Scan the data. Collect each line that contains the word "prisoners".

▸ **DATA EXTRACT**
════
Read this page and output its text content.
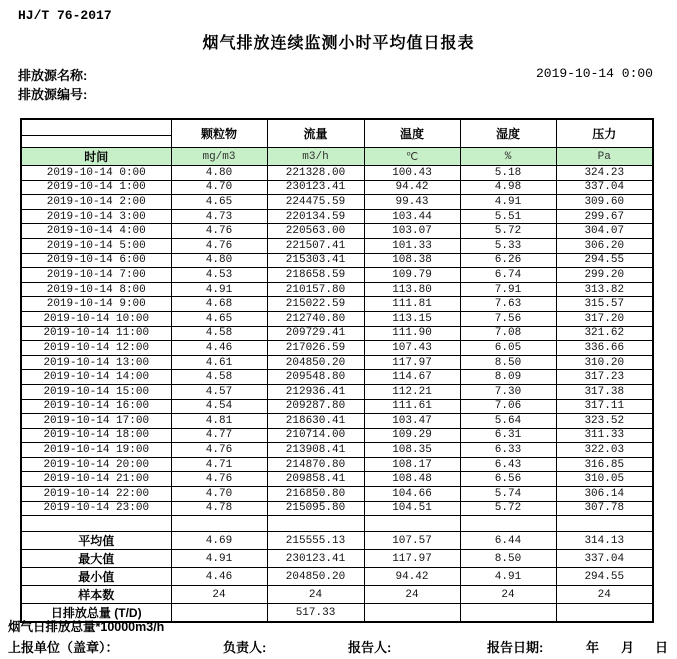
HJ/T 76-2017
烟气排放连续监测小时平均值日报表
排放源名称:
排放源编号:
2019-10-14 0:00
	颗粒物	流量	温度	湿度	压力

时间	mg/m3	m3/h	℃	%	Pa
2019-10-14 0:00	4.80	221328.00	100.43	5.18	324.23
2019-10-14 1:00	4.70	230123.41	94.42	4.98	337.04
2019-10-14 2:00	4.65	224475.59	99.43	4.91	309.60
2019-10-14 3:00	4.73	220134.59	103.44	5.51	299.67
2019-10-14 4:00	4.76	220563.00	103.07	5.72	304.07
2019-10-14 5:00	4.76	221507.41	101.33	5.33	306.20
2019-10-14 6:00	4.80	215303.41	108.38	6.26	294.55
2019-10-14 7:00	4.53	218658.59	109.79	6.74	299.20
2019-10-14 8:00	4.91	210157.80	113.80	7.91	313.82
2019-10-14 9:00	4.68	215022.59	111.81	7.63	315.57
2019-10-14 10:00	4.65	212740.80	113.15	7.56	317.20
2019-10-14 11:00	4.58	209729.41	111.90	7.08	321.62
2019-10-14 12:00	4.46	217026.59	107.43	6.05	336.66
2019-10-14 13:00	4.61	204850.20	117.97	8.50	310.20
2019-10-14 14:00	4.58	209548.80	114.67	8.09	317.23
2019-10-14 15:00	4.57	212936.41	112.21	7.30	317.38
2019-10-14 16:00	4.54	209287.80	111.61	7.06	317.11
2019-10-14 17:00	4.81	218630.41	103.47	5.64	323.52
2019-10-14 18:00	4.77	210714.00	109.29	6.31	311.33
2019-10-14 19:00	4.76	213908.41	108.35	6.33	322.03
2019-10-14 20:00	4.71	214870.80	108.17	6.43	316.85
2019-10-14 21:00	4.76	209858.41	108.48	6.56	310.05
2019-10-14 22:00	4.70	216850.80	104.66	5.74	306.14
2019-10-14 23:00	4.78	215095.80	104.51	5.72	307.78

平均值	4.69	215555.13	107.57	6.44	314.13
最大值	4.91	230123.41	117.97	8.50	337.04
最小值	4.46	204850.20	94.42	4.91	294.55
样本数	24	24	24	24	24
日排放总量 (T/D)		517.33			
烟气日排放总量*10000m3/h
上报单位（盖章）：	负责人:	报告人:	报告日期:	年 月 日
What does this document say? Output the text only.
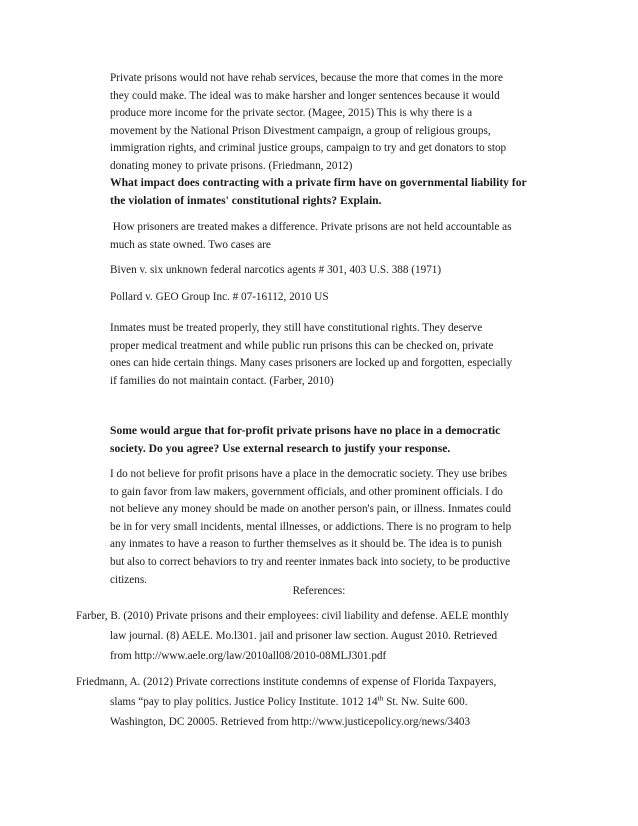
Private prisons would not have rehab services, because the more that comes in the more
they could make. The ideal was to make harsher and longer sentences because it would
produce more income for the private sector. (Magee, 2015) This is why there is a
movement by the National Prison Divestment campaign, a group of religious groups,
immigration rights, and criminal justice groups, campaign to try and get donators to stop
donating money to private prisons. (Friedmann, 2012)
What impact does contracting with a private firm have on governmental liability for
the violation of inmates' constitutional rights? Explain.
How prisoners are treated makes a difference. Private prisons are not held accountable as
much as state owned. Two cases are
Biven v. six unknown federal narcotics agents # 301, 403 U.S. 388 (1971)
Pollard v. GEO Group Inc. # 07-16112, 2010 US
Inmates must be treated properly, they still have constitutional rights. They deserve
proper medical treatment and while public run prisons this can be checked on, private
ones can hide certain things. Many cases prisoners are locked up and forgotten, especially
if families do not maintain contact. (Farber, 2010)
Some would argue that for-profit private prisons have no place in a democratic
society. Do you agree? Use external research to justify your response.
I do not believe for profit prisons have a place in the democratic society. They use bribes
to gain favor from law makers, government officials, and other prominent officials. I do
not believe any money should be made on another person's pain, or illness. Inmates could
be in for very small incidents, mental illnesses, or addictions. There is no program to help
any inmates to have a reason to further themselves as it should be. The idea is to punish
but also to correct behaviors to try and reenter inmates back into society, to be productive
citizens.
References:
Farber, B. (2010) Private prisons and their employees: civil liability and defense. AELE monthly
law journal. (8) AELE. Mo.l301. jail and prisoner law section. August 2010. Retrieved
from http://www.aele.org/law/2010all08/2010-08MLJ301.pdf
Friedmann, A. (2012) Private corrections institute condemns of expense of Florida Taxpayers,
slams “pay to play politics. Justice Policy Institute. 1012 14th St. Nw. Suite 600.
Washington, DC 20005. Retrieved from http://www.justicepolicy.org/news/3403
════
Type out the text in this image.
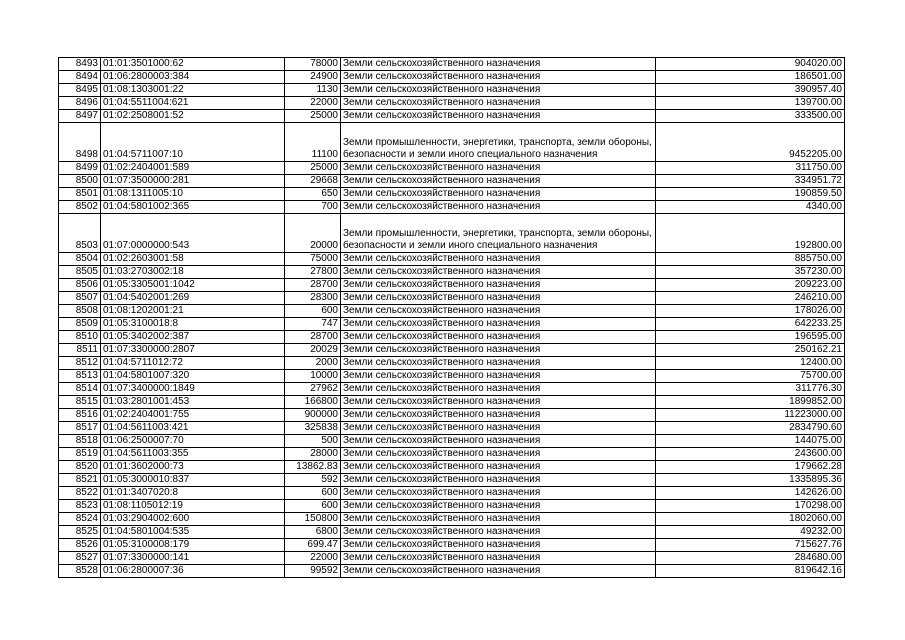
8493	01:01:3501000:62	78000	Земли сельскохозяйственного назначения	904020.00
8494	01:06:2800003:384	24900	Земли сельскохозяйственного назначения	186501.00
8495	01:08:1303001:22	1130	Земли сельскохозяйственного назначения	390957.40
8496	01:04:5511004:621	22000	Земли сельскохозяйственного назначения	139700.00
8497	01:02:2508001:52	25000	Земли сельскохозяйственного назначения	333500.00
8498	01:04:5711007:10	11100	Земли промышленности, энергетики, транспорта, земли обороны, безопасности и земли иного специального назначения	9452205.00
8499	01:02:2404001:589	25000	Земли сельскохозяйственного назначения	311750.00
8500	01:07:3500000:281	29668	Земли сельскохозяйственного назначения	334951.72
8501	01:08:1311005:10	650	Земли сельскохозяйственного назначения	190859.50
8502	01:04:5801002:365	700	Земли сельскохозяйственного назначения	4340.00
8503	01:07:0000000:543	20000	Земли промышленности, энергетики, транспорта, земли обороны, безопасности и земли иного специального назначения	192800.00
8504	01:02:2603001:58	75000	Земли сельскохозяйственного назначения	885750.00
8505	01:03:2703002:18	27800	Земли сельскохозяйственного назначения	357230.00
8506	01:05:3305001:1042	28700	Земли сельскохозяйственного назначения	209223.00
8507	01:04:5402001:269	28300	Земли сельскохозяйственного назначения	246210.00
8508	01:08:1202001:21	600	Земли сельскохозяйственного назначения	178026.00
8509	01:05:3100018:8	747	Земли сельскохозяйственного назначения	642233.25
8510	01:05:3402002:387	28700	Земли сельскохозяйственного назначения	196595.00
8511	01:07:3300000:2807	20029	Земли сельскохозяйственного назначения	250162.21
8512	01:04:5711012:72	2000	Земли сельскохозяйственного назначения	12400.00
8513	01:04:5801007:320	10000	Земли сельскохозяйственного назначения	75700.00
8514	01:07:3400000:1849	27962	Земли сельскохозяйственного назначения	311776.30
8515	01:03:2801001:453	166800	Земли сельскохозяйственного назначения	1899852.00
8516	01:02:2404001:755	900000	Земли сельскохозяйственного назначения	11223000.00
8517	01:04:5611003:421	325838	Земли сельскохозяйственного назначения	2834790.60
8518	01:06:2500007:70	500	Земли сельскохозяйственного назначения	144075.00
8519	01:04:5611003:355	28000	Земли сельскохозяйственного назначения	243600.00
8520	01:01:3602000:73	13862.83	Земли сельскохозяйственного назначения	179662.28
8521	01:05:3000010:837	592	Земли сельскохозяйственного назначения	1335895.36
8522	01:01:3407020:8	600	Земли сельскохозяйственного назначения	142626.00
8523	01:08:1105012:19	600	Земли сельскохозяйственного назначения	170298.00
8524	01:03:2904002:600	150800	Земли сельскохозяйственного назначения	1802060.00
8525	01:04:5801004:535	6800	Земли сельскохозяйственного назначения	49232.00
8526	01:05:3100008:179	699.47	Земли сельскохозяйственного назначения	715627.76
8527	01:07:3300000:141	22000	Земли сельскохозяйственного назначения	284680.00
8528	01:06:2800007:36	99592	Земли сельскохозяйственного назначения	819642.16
════
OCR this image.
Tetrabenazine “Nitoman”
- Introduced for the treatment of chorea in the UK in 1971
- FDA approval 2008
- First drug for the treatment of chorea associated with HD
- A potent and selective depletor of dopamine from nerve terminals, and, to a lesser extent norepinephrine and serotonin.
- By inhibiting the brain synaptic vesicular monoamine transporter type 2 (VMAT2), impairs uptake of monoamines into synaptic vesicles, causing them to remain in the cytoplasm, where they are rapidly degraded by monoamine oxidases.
════
▸ **TASK RESPONSE**
How prisoners are treated makes a difference. Private prisons are not held accountable as
ones can hide certain things. Many cases prisoners are locked up and forgotten, especially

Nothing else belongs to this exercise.